==== Records provided
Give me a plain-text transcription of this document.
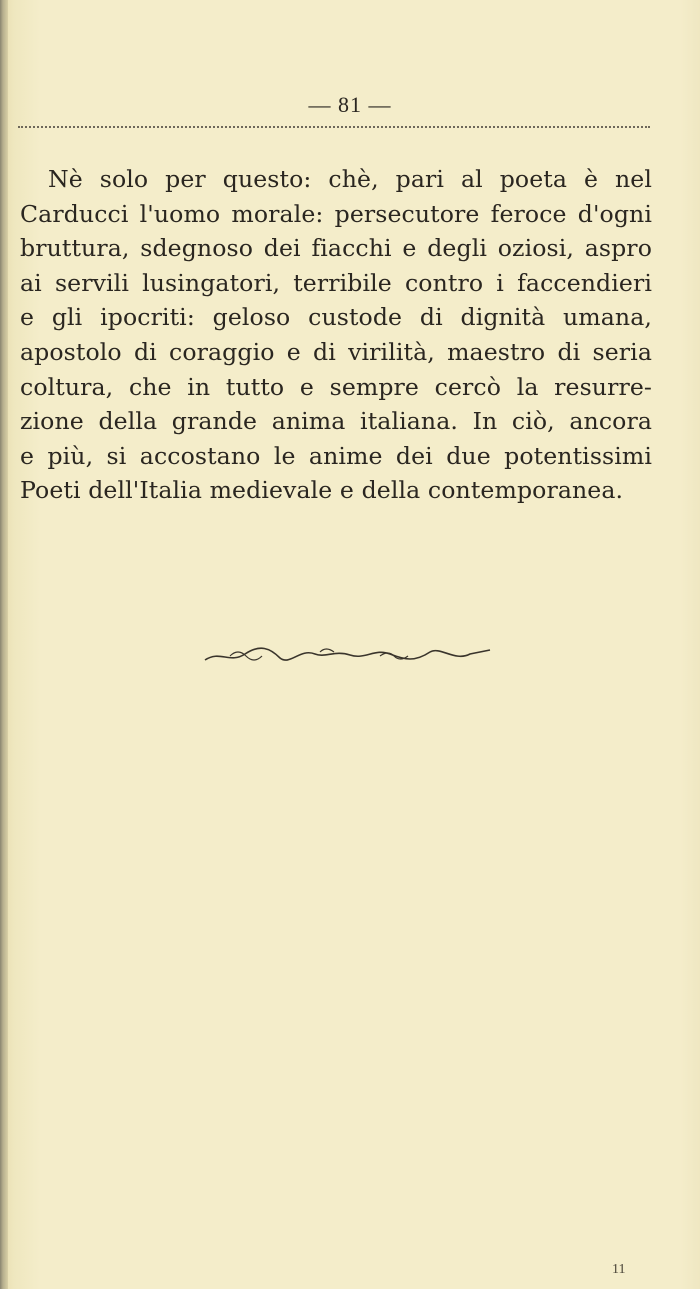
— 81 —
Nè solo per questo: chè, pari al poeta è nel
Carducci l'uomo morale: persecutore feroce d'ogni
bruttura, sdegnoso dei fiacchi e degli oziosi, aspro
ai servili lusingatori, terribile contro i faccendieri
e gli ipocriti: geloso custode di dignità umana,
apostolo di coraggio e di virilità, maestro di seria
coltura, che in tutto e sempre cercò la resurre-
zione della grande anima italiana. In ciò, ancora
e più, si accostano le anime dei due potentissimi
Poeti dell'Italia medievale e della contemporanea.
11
========
The records above need to be restated word for word, with the pictures left out.

Give me a plain-text transcription of this document.
— 81 —
Nè solo per questo: chè, pari al poeta è nel
Carducci l'uomo morale: persecutore feroce d'ogni
bruttura, sdegnoso dei fiacchi e degli oziosi, aspro
ai servili lusingatori, terribile contro i faccendieri
e gli ipocriti: geloso custode di dignità umana,
apostolo di coraggio e di virilità, maestro di seria
coltura, che in tutto e sempre cercò la resurre-
zione della grande anima italiana. In ciò, ancora
e più, si accostano le anime dei due potentissimi
Poeti dell'Italia medievale e della contemporanea.
11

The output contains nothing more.